* [TEXTE EXTRAIT]
========================================================================
Avant de passer aux caractéristiques minéralogiques de la topaze, quelques conseils pour prendre soin de cette pierre si jamais vous en envisagez l’achat comme pierre de lithothérapie. Elle se purifie préférablement à l’eau distillée salée, se recharge sur une druse de cristal de roche, ainsi qu’au soleil, mais de façon modérée, à l’exclusion de la topaze impériale qui en requiert davantage.

Caractéristiques minéralogiques
- Composition : alumine ou oxyde d’aluminium (Al2O3 : 55,40 %), dioxyde de silicium (SiO2 : 32,60 %), fer (Fe : 9 %). Tout cela fait de la topaze un fluosilicate d’aluminium dans lequel on trouve fréquemment diverses inclusions : du titane, du magnésium, de l’oxyde de fer ou encore du chrome (lequel est responsable de la belle couleur jaune de la topaze impériale).
- Densité : 3,5 à 3,6.
- Dureté : 8.
- Morphologie : cristaux orthorhombiques de forme prismatique (achevés par une pyramide ou un plateau) et striés verticalement ; agrégats grenus et rayonnants ; imprégnations ; galets.
- Couleurs : incolore, grisâtre, jaune, jaune paille, jaune miel, jaune d’or, brun orangé, rouge, rose vif, rose pâle, rose saumoné fumé, bleu clair, bleu foncé, violet, verdâtre (rarement).
- Éclat : vitreux à gras.
- Transparence : translucide à transparent.
- Clivage : parfait selon /001/.
- Cassure : conchoïdale, inégale.
- Solubilité : se dissout lentement dans l’acide sulfurique (H2SO4).
- Nettoyage : à l’eau distillée et aux acides dilués.
- Particularités : on a longtemps pensé que la topaze perdait sa couleur sous éclairage prolongé. Or ce n’est pas la lumière du soleil qui en est responsable, mais sa chaleur, qui l’électrise par la même occasion.
- Luminescence : jaune d’or, crème, vert.
- Morphogenèse : pegmatites, hydrothermale, métasomatique, pneumatolytique, alluvions.
- Paragenèse : zinnwaldite, hübnérite, apatite, bixbyite, cassitérite, tourmaline.
- Risque de confusion avec d’autres minéraux : goyazite, brasilianite, quartz, béryl, euclase, corindon, phénacite, vésuvianite. On évitera de tomber dans le panneau tendu par la topaze d’Espagne qui n’est pas autre chose que de la fausse citrine, résultat du grillage de l’améthyste et dont nous avons déjà parlé dans l’article consacré à cette pierre. La topaze est imitée, soit, mais elle singe aussi d’autres pierres qui possèdent davantage de valeur qu’elle, comme le corindon, le zircon et le diamant.
========================================================================
* [DONNÉES FOURNIES]
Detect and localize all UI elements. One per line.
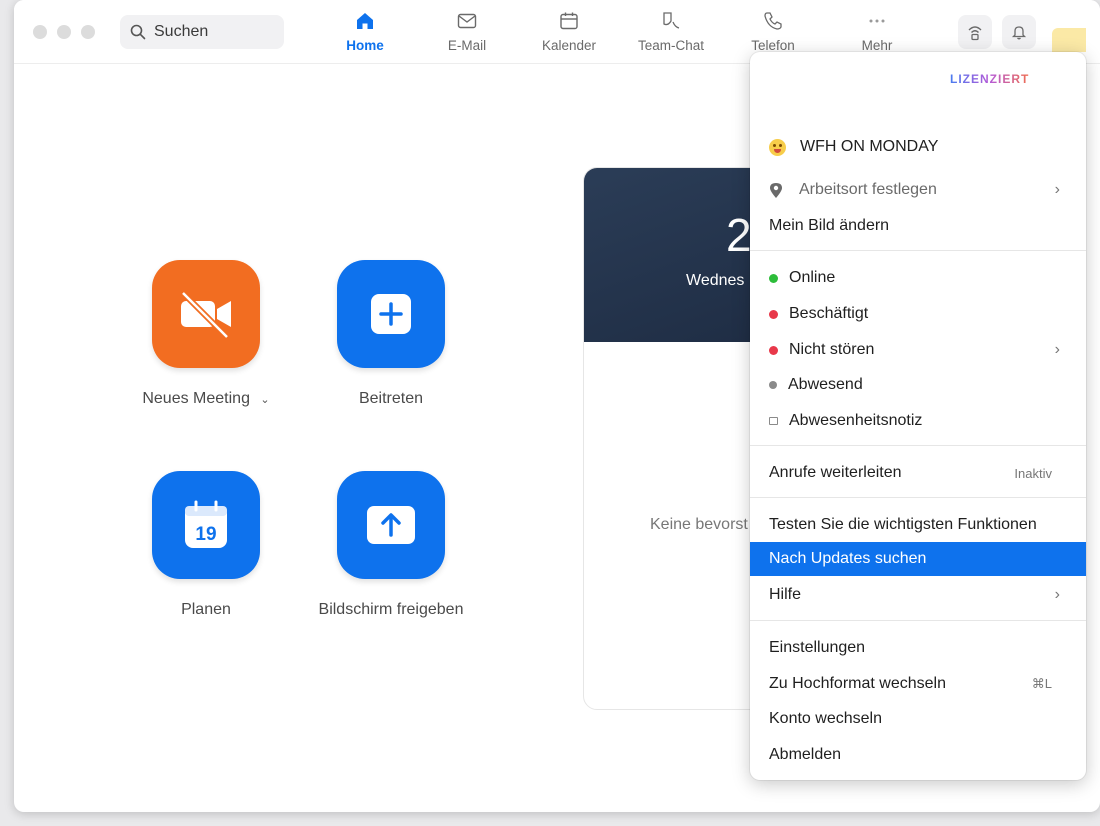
========================================================================
* [TRAVAIL DEMANDÉ]
**A)** Reproduisez le passage du texte sur la topaze qui commence à « - Transparence : translucide » et se termine à « aux acides dilués. ».
**B)** Reprenez le texte sur la topaze là où il s'arrête et rédigez la suite.

* [CORRIGÉ]
**A)**
- Transparence : translucide à transparent.
- Clivage : parfait selon /001/.
- Cassure : conchoïdale, inégale.
- Solubilité : se dissout lentement dans l’acide sulfurique (H2SO4).
- Nettoyage : à l’eau distillée et aux acides dilués.

**B)**
- Gisements : assez rares mais parfois exceptionnels. – Amérique du Sud : Brésil essentiellement. Dans l’état de Minas Gerais ont été découvertes des topazes roses et jaune orangé dont un gros cristal rose de 150 kg et un autre, plus volumineux encore, puisque mesurant 80 x 60 x 60 cm, il pèse 300 kg. Il est cependant ni rose ni jaune, mais incolore. Des mêmes mines brésiliennes proches d’Ouro Preto, la capitale du Minas Gerais, l’on a tiré une topaze que l’on a taillée (elle pèse 1680 carats) après qu’on l’ait prise pour un diamant. D’autres topazes visibles à la Smithsonian Institution de Washington figurent parmi les plus grosses topazes brésiliennes jamais taillées : une jaune (7725 carats), une bleue (3273 carats) et une jaune verdâtre (1469 carats). On trouve encore des topazes dans cette terre aux pierres précieuses qu’est le Rio Grande do Sul. – Afrique : Namibie, Nigeria. – Océanie : Australie. – Asie : Pakistan, Mongolie, Japon (topazes incolores), Sri Lanka (topazes jaunes, vertes et incolores). – Europe : Irlande du Nord, Allemagne (Saxe : à Dresde, se trouve le musée de la Voûte verte qui renferme une importante collection d’objets précieux dont beaucoup de grosses topazes taillées isolées ou serties), Slovaquie, République tchèque, Norvège (au sud du pays, près de la ville d’Iveland, de gros cristaux de topaze ont été mis à jour, certains pesant jusqu’à 80 kg !), Ukraine (Oblasts de Podolie et de Volhynie à l’ouest du pays : découverte de topazes rose rougeâtre). – Russie : en Sibérie (topazes jaunes d’Adun-Chilon, topazes jaune vineux d’Ouroulga près du Lac Baïkal), dans l’Oural (topazes incolores, topazes incolores à nuance bleutée, topazes bleues).
- Utilisations : optique de précision (c’est le cas des topazes incolores particulièrement pures), polissage (poudre de topaze ou de pycnite, une variété de topaze en grains ou en fragments uniformes dont l’opacité ne peut la faire employer comme pierre fine), joaillerie (facette, cabochon, brillant).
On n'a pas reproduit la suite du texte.